**EXERCISE TASK**. Each entry below must be repeated word for word.

**EXERCISE MATERIAL**.
--- START ---

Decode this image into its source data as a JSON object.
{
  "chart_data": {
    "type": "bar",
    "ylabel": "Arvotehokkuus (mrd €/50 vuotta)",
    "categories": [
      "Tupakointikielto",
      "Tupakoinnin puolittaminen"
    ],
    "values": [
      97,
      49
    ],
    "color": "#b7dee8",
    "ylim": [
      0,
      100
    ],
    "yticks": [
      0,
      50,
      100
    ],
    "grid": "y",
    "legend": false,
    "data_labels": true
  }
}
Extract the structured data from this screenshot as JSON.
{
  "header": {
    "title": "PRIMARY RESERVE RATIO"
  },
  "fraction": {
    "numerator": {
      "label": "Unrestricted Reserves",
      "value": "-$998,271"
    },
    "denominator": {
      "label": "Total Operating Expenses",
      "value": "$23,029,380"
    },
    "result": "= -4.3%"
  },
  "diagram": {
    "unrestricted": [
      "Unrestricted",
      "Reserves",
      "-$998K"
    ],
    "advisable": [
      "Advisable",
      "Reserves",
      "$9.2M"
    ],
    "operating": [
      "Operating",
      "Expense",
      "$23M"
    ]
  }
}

--- END ---

**RESPONSE**.
Decode this image into its source data as a JSON object.
{
  "chart_data": {
    "type": "bar",
    "ylabel": "Arvotehokkuus (mrd €/50 vuotta)",
    "categories": [
      "Tupakointikielto",
      "Tupakoinnin puolittaminen"
    ],
    "values": [
      97,
      49
    ],
    "color": "#b7dee8",
    "ylim": [
      0,
      100
    ],
    "yticks": [
      0,
      50,
      100
    ],
    "grid": "y",
    "legend": false,
    "data_labels": true
  }
}
Extract the structured data from this screenshot as JSON.
{
  "header": {
    "title": "PRIMARY RESERVE RATIO"
  },
  "fraction": {
    "numerator": {
      "label": "Unrestricted Reserves",
      "value": "-$998,271"
    },
    "denominator": {
      "label": "Total Operating Expenses",
      "value": "$23,029,380"
    },
    "result": "= -4.3%"
  },
  "diagram": {
    "unrestricted": [
      "Unrestricted",
      "Reserves",
      "-$998K"
    ],
    "advisable": [
      "Advisable",
      "Reserves",
      "$9.2M"
    ],
    "operating": [
      "Operating",
      "Expense",
      "$23M"
    ]
  }
}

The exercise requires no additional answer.